Goal:
Where a line of the listing below includes the word "protettivo", reproduce that line.

Data for this task:
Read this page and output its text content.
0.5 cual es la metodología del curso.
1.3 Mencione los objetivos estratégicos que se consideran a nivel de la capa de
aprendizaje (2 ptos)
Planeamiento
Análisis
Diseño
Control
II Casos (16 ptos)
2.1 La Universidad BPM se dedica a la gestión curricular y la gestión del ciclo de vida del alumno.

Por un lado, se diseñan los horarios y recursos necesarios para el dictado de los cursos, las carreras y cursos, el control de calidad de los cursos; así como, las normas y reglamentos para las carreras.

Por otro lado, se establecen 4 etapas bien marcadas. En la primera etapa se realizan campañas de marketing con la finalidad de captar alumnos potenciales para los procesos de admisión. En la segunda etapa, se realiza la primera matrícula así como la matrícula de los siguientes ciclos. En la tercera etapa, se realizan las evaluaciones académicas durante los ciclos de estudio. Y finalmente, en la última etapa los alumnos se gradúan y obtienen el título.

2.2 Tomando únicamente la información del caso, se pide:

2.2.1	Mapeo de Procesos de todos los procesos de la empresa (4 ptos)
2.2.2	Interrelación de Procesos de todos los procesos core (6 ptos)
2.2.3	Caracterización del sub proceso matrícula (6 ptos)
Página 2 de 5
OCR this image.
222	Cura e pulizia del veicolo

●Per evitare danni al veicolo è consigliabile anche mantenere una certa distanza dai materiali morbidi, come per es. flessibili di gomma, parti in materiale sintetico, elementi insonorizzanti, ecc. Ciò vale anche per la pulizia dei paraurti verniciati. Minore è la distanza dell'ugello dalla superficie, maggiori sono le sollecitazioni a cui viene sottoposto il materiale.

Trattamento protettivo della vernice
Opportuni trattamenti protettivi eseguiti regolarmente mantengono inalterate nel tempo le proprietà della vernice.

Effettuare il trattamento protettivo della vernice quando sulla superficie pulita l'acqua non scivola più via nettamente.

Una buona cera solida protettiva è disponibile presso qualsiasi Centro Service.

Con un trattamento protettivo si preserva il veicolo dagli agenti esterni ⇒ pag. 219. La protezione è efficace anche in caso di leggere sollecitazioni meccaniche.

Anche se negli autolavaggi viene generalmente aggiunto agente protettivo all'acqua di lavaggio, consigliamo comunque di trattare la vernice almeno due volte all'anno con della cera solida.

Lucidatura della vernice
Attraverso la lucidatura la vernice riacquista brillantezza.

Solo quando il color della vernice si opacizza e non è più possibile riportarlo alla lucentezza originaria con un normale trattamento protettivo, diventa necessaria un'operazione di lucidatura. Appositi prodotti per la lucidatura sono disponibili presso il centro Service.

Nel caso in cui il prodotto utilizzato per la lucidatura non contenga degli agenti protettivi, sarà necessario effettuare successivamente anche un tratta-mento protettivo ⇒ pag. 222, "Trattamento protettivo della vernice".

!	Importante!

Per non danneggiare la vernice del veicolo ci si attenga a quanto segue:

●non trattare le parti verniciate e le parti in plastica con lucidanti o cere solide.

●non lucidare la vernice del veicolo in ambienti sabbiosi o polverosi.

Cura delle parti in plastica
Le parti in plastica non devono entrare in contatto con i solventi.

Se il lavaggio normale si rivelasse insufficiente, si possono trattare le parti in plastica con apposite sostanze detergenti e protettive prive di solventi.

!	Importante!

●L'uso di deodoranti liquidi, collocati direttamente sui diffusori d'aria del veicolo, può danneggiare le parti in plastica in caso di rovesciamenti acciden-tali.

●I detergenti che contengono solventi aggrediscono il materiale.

Written answer:
Trattamento protettivo della vernice
Effettuare il trattamento protettivo della vernice quando sulla superficie pulita l'acqua non scivola più via nettamente.
Con un trattamento protettivo si preserva il veicolo dagli agenti esterni ⇒ pag. 219. La protezione è efficace anche in caso di leggere sollecitazioni meccaniche.
Anche se negli autolavaggi viene generalmente aggiunto agente protettivo all'acqua di lavaggio, consigliamo comunque di trattare la vernice almeno due volte all'anno con della cera solida.
Solo quando il color della vernice si opacizza e non è più possibile riportarlo alla lucentezza originaria con un normale trattamento protettivo, diventa necessaria un'operazione di lucidatura. Appositi prodotti per la lucidatura sono disponibili presso il centro Service.
Nel caso in cui il prodotto utilizzato per la lucidatura non contenga degli agenti protettivi, sarà necessario effettuare successivamente anche un tratta-mento protettivo ⇒ pag. 222, "Trattamento protettivo della vernice".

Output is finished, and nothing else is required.